─── Document text ───

Amy (we will call her ‘Amy’, short for Bellamy) was a creature of London’s high life, high night life. And maybe more. A snide little paper called Reynolds’ Newspaper took, in the mid-1870s, to making very broad allusions to Amy’s private life, which, amazingly, no one seemed to have done before. Yes, she was seen on the arm of this gentleman or that, towering above him in her furs on many a glamorous evening – Emily Soldene pictures her thus – but there was no visible husband, no steady, no Duke, no Rothschild … well, if there were such a mention, I hadn’t found it. Until I came upon a campy piece, written near the end of her life, in the said Reynolds. The Prince of Wales needed attendants for a trip East. Mr Reynolds suggested Amy, Lardy Wilson .. ‘so appreciated by the royal family’. Not once, but several times. The Princess of Wales was visiting lordly friends in Scotland. ‘Where was Amy Sheridan?’ he questioned in print.

───

#### Challenges
A: List every place named in the passage about Amy.
B: Summarize the passage about Amy in two sentences.
C: Please carry on the passage about Amy from its last sentence.

─── Raw data ───

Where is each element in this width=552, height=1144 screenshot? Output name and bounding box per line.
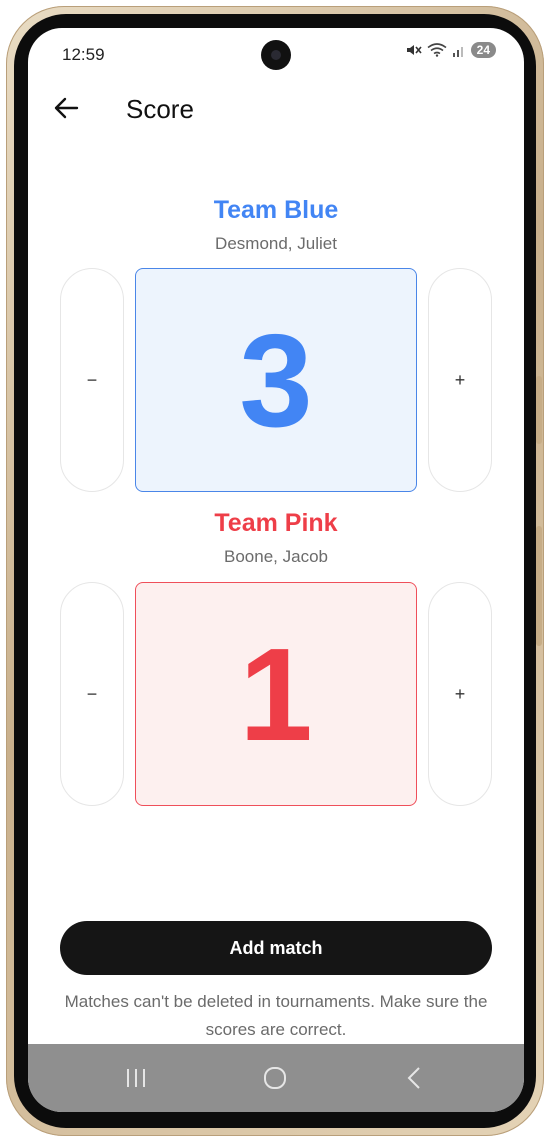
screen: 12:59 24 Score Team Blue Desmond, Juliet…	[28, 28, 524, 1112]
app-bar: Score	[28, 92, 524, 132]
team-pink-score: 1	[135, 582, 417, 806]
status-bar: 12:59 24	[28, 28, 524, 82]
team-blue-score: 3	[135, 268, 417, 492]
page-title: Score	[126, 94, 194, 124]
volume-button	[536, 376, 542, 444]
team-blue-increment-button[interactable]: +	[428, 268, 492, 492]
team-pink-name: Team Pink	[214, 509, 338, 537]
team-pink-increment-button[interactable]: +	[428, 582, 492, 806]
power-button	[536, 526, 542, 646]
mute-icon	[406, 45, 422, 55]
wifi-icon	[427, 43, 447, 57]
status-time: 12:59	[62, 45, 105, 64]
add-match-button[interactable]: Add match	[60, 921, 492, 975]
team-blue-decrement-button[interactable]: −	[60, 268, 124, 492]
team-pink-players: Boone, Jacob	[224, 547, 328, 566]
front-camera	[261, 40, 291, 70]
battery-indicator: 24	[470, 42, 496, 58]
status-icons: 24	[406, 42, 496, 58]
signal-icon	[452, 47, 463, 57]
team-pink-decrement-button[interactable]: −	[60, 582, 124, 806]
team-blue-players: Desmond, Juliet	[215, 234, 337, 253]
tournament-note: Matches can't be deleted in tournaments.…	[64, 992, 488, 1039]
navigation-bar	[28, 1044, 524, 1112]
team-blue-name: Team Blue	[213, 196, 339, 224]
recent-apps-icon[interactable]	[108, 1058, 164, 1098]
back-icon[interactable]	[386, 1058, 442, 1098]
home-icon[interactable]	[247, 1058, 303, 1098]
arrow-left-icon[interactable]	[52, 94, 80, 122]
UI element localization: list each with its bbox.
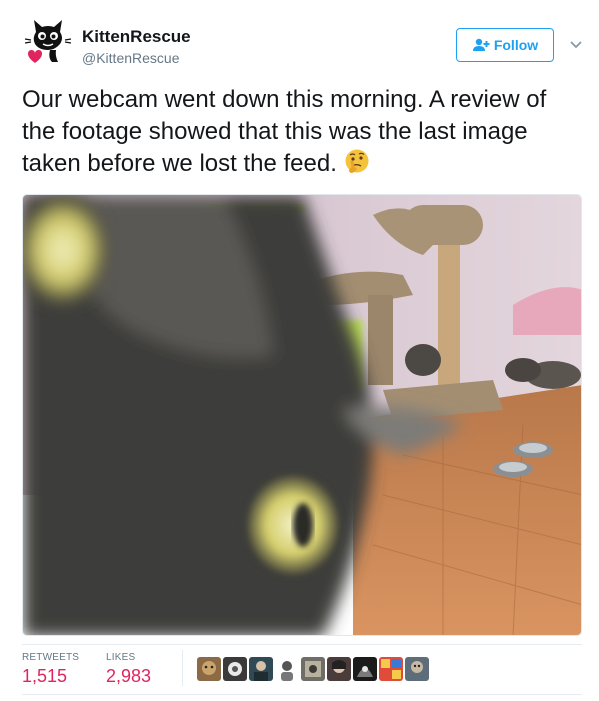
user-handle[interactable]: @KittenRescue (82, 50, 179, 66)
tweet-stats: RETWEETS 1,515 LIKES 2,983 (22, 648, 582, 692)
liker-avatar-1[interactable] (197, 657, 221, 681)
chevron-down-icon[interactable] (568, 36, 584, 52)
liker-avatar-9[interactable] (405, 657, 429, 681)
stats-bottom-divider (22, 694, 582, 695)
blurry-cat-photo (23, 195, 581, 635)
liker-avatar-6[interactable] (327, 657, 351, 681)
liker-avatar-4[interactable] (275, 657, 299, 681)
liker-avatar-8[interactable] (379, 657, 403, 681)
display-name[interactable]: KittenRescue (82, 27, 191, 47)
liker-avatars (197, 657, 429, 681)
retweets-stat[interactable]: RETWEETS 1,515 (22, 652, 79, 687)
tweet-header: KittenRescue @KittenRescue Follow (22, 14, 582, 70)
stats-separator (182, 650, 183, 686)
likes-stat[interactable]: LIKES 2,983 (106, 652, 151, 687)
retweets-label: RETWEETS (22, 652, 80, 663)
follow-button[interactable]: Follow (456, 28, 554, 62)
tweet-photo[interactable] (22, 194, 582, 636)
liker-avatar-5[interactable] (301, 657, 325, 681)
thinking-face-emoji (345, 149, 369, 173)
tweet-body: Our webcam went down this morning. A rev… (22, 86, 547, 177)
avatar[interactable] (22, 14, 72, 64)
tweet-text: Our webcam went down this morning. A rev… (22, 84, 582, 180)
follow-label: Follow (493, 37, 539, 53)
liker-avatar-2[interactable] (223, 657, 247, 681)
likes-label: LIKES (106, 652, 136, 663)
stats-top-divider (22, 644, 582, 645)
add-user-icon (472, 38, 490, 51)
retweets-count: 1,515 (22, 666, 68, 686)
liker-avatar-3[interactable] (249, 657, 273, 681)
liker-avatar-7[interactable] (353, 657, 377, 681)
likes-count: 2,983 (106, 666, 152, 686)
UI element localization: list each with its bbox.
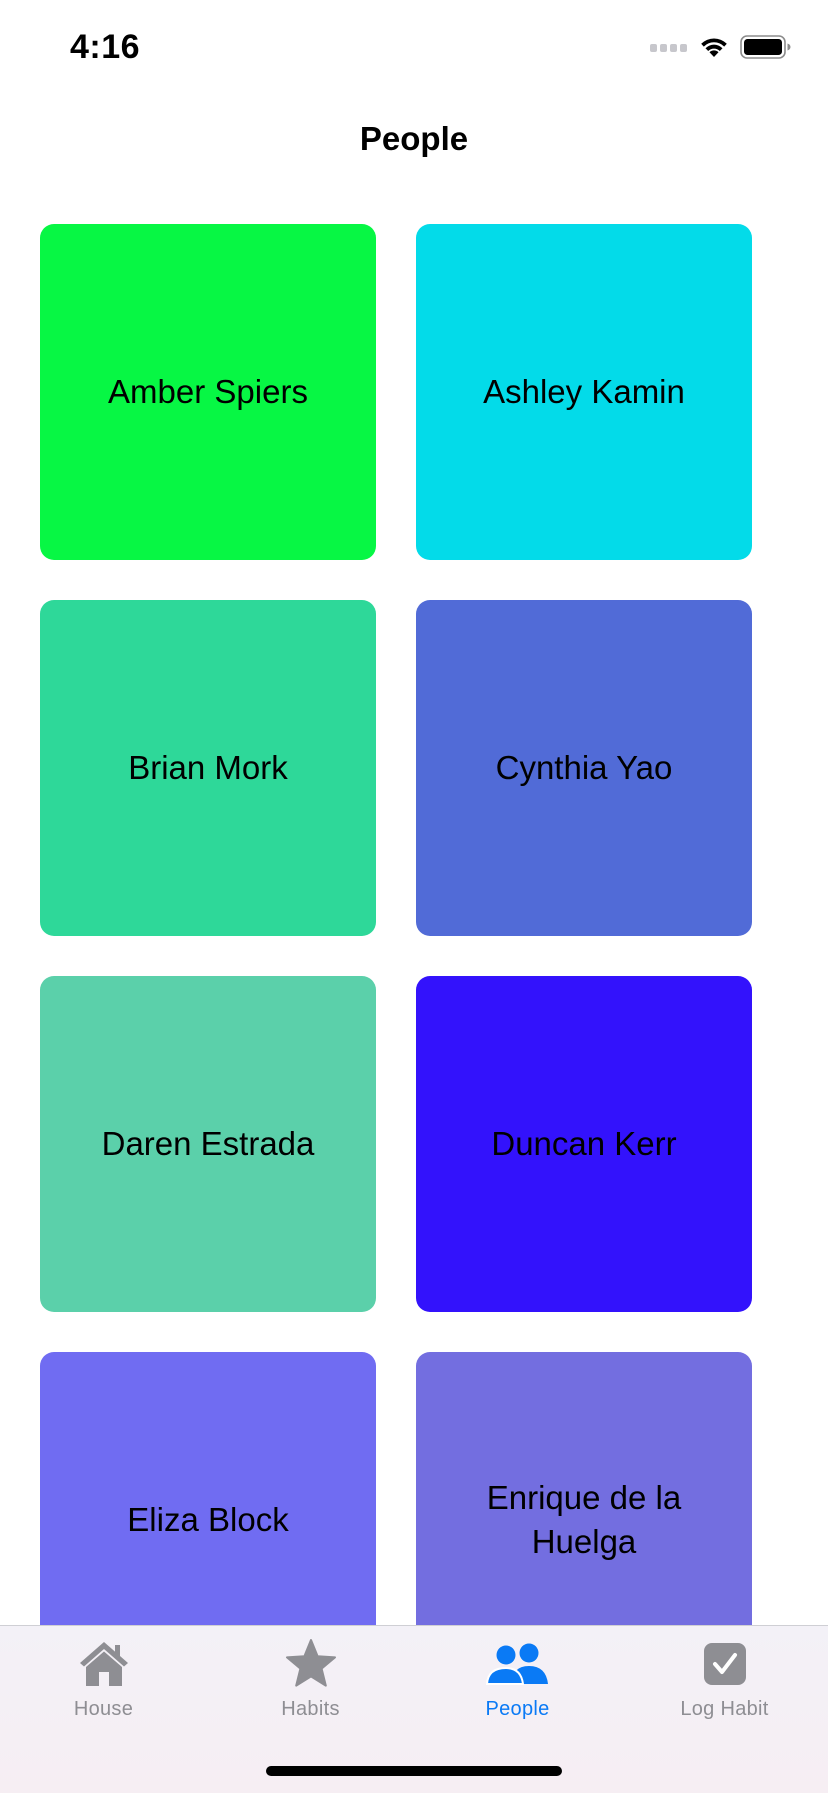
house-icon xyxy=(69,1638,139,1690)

───

#### Answers for the exercise
A: London; the East; Scotland

B: Amy, a figure of London's high night life, had her private life hinted at by Reynolds' Newspaper in the mid-1870s, though the writer had found no mention of a husband or steady companion. Near the end of her life, a piece in that paper more than once suggested her as an attendant for the Prince of Wales on a trip East and asked in print where she was while the Princess of Wales visited friends in Scotland.

C:
And Lardy Wilson. Emily Soldene and Clement Scott, in my (ex-his) annotated copy of Emily’s Recollections confirm that she was the mistress of Alfred, Duke of Edinburgh, and the mother of his child. So, to speak of Amy in the same phrase clearly suggests that she was a royal mistress, too. So maybe she was. 



She didn’t start off as anything royal at all. She was born Sarah Bellamy Huntly (no ‘e’) in London’s Westminster Road, where her father, Matthew Huntly (1796-1872), operated as a ‘van proprietor’ (later ‘coal dealer’ and 'carman’). Mama was Elizabeth née Bellamy, and she had three brothers, two sisters … They are all visible in the censi of 1841 and 1851 in Oakley Road, Lambeth, but, by 1861, mum and dad are alone in Waterloo Rd, the kids have flown the nest, and I can’t find the grown-up ‘Amy’ anywhere. Which is sad, because I’d like to know what a 6-foot (?) blonde of hour glass proportions did, for a job, before she broke into the theatre, at a decidedly leisurely rate, in her twenties.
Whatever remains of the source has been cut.